● **Description of the task**: Take all the material and copy it exactly.

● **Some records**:
[BEGIN]
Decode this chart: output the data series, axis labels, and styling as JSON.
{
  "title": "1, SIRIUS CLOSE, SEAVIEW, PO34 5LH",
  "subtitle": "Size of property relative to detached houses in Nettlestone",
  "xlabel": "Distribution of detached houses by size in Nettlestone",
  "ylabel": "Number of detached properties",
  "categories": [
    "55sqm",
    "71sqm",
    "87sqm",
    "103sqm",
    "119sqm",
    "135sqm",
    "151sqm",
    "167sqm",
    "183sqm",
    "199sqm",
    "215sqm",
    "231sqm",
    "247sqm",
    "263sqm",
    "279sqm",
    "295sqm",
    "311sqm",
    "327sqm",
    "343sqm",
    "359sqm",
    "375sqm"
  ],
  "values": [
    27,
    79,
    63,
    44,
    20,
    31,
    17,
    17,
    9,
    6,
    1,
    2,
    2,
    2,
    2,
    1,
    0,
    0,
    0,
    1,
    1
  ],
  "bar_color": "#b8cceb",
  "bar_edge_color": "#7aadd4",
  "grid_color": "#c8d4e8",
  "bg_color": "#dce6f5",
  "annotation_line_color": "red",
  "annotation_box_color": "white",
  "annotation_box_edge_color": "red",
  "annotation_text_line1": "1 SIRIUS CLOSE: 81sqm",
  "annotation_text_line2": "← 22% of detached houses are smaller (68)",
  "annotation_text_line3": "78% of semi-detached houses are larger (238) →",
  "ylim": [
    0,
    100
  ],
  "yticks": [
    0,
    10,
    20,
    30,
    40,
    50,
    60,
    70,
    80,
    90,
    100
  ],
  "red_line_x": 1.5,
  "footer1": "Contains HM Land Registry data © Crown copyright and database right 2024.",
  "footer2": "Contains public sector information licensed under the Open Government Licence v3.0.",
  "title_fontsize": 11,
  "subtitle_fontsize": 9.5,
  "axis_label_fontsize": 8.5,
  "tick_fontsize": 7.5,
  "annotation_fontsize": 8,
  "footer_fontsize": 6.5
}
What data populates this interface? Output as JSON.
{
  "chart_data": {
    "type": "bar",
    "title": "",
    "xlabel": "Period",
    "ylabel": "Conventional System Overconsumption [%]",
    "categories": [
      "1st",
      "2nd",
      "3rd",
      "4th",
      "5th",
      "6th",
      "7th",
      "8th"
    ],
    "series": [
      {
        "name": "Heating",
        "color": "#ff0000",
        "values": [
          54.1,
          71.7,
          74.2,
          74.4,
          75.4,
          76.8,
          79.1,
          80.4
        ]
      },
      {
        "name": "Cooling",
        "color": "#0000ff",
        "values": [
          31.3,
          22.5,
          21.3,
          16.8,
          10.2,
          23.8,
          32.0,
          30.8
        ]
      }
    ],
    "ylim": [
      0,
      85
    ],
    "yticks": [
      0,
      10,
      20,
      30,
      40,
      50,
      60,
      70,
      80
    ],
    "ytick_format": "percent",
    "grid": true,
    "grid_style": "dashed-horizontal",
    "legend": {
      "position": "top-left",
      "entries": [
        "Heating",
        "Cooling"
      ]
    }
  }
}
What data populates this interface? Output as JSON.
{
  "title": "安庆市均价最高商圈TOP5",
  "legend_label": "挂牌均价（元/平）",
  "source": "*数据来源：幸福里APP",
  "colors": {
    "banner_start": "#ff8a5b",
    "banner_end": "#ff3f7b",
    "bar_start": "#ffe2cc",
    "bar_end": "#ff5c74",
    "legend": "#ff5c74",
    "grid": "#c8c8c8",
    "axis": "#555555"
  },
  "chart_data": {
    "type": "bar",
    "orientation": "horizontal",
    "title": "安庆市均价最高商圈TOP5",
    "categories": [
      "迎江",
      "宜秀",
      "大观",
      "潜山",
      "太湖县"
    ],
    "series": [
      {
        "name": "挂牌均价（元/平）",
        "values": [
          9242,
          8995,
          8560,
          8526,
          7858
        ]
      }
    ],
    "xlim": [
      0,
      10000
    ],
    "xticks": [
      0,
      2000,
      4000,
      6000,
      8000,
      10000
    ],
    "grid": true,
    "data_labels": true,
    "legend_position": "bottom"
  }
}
[END]
● **Written solution**:
Decode this chart: output the data series, axis labels, and styling as JSON.
{
  "title": "1, SIRIUS CLOSE, SEAVIEW, PO34 5LH",
  "subtitle": "Size of property relative to detached houses in Nettlestone",
  "xlabel": "Distribution of detached houses by size in Nettlestone",
  "ylabel": "Number of detached properties",
  "categories": [
    "55sqm",
    "71sqm",
    "87sqm",
    "103sqm",
    "119sqm",
    "135sqm",
    "151sqm",
    "167sqm",
    "183sqm",
    "199sqm",
    "215sqm",
    "231sqm",
    "247sqm",
    "263sqm",
    "279sqm",
    "295sqm",
    "311sqm",
    "327sqm",
    "343sqm",
    "359sqm",
    "375sqm"
  ],
  "values": [
    27,
    79,
    63,
    44,
    20,
    31,
    17,
    17,
    9,
    6,
    1,
    2,
    2,
    2,
    2,
    1,
    0,
    0,
    0,
    1,
    1
  ],
  "bar_color": "#b8cceb",
  "bar_edge_color": "#7aadd4",
  "grid_color": "#c8d4e8",
  "bg_color": "#dce6f5",
  "annotation_line_color": "red",
  "annotation_box_color": "white",
  "annotation_box_edge_color": "red",
  "annotation_text_line1": "1 SIRIUS CLOSE: 81sqm",
  "annotation_text_line2": "← 22% of detached houses are smaller (68)",
  "annotation_text_line3": "78% of semi-detached houses are larger (238) →",
  "ylim": [
    0,
    100
  ],
  "yticks": [
    0,
    10,
    20,
    30,
    40,
    50,
    60,
    70,
    80,
    90,
    100
  ],
  "red_line_x": 1.5,
  "footer1": "Contains HM Land Registry data © Crown copyright and database right 2024.",
  "footer2": "Contains public sector information licensed under the Open Government Licence v3.0.",
  "title_fontsize": 11,
  "subtitle_fontsize": 9.5,
  "axis_label_fontsize": 8.5,
  "tick_fontsize": 7.5,
  "annotation_fontsize": 8,
  "footer_fontsize": 6.5
}
What data populates this interface? Output as JSON.
{
  "chart_data": {
    "type": "bar",
    "title": "",
    "xlabel": "Period",
    "ylabel": "Conventional System Overconsumption [%]",
    "categories": [
      "1st",
      "2nd",
      "3rd",
      "4th",
      "5th",
      "6th",
      "7th",
      "8th"
    ],
    "series": [
      {
        "name": "Heating",
        "color": "#ff0000",
        "values": [
          54.1,
          71.7,
          74.2,
          74.4,
          75.4,
          76.8,
          79.1,
          80.4
        ]
      },
      {
        "name": "Cooling",
        "color": "#0000ff",
        "values": [
          31.3,
          22.5,
          21.3,
          16.8,
          10.2,
          23.8,
          32.0,
          30.8
        ]
      }
    ],
    "ylim": [
      0,
      85
    ],
    "yticks": [
      0,
      10,
      20,
      30,
      40,
      50,
      60,
      70,
      80
    ],
    "ytick_format": "percent",
    "grid": true,
    "grid_style": "dashed-horizontal",
    "legend": {
      "position": "top-left",
      "entries": [
        "Heating",
        "Cooling"
      ]
    }
  }
}
What data populates this interface? Output as JSON.
{
  "title": "安庆市均价最高商圈TOP5",
  "legend_label": "挂牌均价（元/平）",
  "source": "*数据来源：幸福里APP",
  "colors": {
    "banner_start": "#ff8a5b",
    "banner_end": "#ff3f7b",
    "bar_start": "#ffe2cc",
    "bar_end": "#ff5c74",
    "legend": "#ff5c74",
    "grid": "#c8c8c8",
    "axis": "#555555"
  },
  "chart_data": {
    "type": "bar",
    "orientation": "horizontal",
    "title": "安庆市均价最高商圈TOP5",
    "categories": [
      "迎江",
      "宜秀",
      "大观",
      "潜山",
      "太湖县"
    ],
    "series": [
      {
        "name": "挂牌均价（元/平）",
        "values": [
          9242,
          8995,
          8560,
          8526,
          7858
        ]
      }
    ],
    "xlim": [
      0,
      10000
    ],
    "xticks": [
      0,
      2000,
      4000,
      6000,
      8000,
      10000
    ],
    "grid": true,
    "data_labels": true,
    "legend_position": "bottom"
  }
}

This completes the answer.